(Data records)
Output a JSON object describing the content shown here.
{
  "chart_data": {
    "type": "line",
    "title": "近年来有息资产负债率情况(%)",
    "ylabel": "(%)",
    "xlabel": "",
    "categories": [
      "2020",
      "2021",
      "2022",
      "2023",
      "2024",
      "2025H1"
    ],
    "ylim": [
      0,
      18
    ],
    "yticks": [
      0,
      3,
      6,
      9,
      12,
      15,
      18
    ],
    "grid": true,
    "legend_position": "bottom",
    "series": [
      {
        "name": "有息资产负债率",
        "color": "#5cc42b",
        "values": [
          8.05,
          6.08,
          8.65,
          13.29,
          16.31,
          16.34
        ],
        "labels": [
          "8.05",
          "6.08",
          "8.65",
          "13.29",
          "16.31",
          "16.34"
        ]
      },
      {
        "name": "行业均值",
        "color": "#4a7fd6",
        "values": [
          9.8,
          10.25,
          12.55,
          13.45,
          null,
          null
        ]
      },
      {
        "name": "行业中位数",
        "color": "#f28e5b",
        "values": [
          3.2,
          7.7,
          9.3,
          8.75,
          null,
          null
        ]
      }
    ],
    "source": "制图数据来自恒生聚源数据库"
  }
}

### What to do
Reproduce the material above without altering a single character.

### Right answer
Output a JSON object describing the content shown here.
{
  "chart_data": {
    "type": "line",
    "title": "近年来有息资产负债率情况(%)",
    "ylabel": "(%)",
    "xlabel": "",
    "categories": [
      "2020",
      "2021",
      "2022",
      "2023",
      "2024",
      "2025H1"
    ],
    "ylim": [
      0,
      18
    ],
    "yticks": [
      0,
      3,
      6,
      9,
      12,
      15,
      18
    ],
    "grid": true,
    "legend_position": "bottom",
    "series": [
      {
        "name": "有息资产负债率",
        "color": "#5cc42b",
        "values": [
          8.05,
          6.08,
          8.65,
          13.29,
          16.31,
          16.34
        ],
        "labels": [
          "8.05",
          "6.08",
          "8.65",
          "13.29",
          "16.31",
          "16.34"
        ]
      },
      {
        "name": "行业均值",
        "color": "#4a7fd6",
        "values": [
          9.8,
          10.25,
          12.55,
          13.45,
          null,
          null
        ]
      },
      {
        "name": "行业中位数",
        "color": "#f28e5b",
        "values": [
          3.2,
          7.7,
          9.3,
          8.75,
          null,
          null
        ]
      }
    ],
    "source": "制图数据来自恒生聚源数据库"
  }
}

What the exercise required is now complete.